**Goal**
All lines holding the string "Policy" are to be shown.

(Saved data entries)
........

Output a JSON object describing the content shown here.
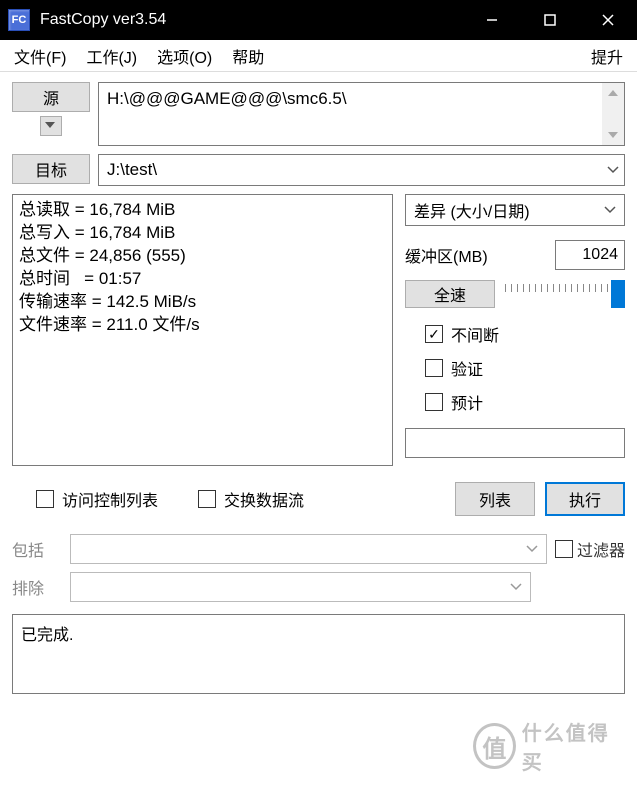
{
  "window": {
    "app_icon_text": "FC",
    "title": "FastCopy ver3.54"
  },
  "menu": {
    "file": "文件(F)",
    "job": "工作(J)",
    "options": "选项(O)",
    "help": "帮助",
    "elevate": "提升"
  },
  "paths": {
    "source_btn": "源",
    "source_value": "H:\\@@@GAME@@@\\smc6.5\\",
    "dest_btn": "目标",
    "dest_value": "J:\\test\\"
  },
  "stats": {
    "lines": {
      "total_read": "总读取 = 16,784 MiB",
      "total_write": "总写入 = 16,784 MiB",
      "total_files": "总文件 = 24,856 (555)",
      "total_time": "总时间   = 01:57",
      "trans_rate": "传输速率 = 142.5 MiB/s",
      "file_rate": "文件速率 = 211.0 文件/s"
    }
  },
  "mode": {
    "selected": "差异 (大小/日期)"
  },
  "buffer": {
    "label": "缓冲区(MB)",
    "value": "1024"
  },
  "speed": {
    "full_btn": "全速"
  },
  "checks": {
    "nonstop": "不间断",
    "verify": "验证",
    "estimate": "预计"
  },
  "bottom_checks": {
    "acl": "访问控制列表",
    "altstream": "交换数据流"
  },
  "actions": {
    "list": "列表",
    "execute": "执行"
  },
  "filters": {
    "include_label": "包括",
    "exclude_label": "排除",
    "filter_toggle": "过滤器"
  },
  "log": {
    "done": "已完成."
  },
  "watermark": {
    "char": "值",
    "text": "什么值得买"
  }
}
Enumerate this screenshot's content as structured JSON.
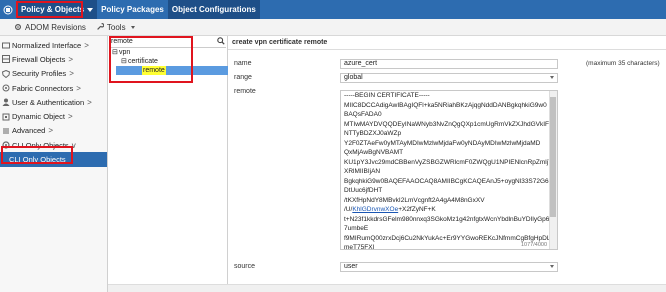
{
  "topnav": {
    "policy_objects": "Policy & Objects",
    "policy_packages": "Policy Packages",
    "object_configurations": "Object Configurations"
  },
  "toolbar": {
    "adom_revisions": "ADOM Revisions",
    "tools": "Tools"
  },
  "sidebar": {
    "items": [
      {
        "label": "Normalized Interface",
        "chevron": ">"
      },
      {
        "label": "Firewall Objects",
        "chevron": ">"
      },
      {
        "label": "Security Profiles",
        "chevron": ">"
      },
      {
        "label": "Fabric Connectors",
        "chevron": ">"
      },
      {
        "label": "User & Authentication",
        "chevron": ">"
      },
      {
        "label": "Dynamic Object",
        "chevron": ">"
      },
      {
        "label": "Advanced",
        "chevron": ">"
      },
      {
        "label": "CLI Only Objects",
        "chevron": "v"
      },
      {
        "label": "CLI Only Objects",
        "chevron": ""
      }
    ]
  },
  "tree": {
    "search_value": "remote",
    "nodes": [
      "vpn",
      "certificate",
      "remote"
    ]
  },
  "main": {
    "header": "create vpn certificate remote",
    "fields": {
      "name_label": "name",
      "name_value": "azure_cert",
      "name_hint": "(maximum 35 characters)",
      "range_label": "range",
      "range_value": "global",
      "remote_label": "remote",
      "source_label": "source",
      "source_value": "user"
    },
    "certificate_lines": [
      "-----BEGIN CERTIFICATE-----",
      "MIIC8DCCAdigAwIBAgIQFl+ka5NRiahBKzAjqgNddDANBgkqhkiG9w0",
      "BAQsFADA0",
      "MTIwMAYDVQQDEyINaWNyb3NvZnQgQXp1cmUgRmVkZXJhdGVkIF",
      "NTTyBDZXJ0aWZp",
      "Y2F0ZTAeFw0yMTAyMDIwMzlwMjdaFw0yNDAyMDIwMzlwMjdaMD",
      "QxMjAwBgNVBAMT",
      "KU1pY3Jvc29mdCBBenVyZSBGZWRlcmF0ZWQgU1NPIENlcnRpZmljY",
      "XRlMIIBIjAN",
      "BgkqhkiG9w0BAQEFAAOCAQ8AMIIBCgKCAQEAnJ5+oygNl33S72G6",
      "DtUuc6jfDHT",
      "/tKXfHpNdY8MBvkI2LmVcgnft2A4gA4M8nGxXV",
      "/U/",
      "+X2fZyNF+K",
      "t+N23f1kkdrsGFelm980nnxq3SGkoMz1g42nfgtxWcnYbdlnBuYDIlyGp6",
      "7umbeE",
      "f9MIRumQ00zrxDcj6Cu2NkYukAc+Er9YYGwoREKcJNfmmCgBfgHpDL",
      "meT75FXI"
    ],
    "line12_link": "KhlGDrvnwXOe",
    "char_counter": "1077/4000"
  }
}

........

**Correct output**
    "policy_objects": "Policy & Objects",
    "policy_packages": "Policy Packages",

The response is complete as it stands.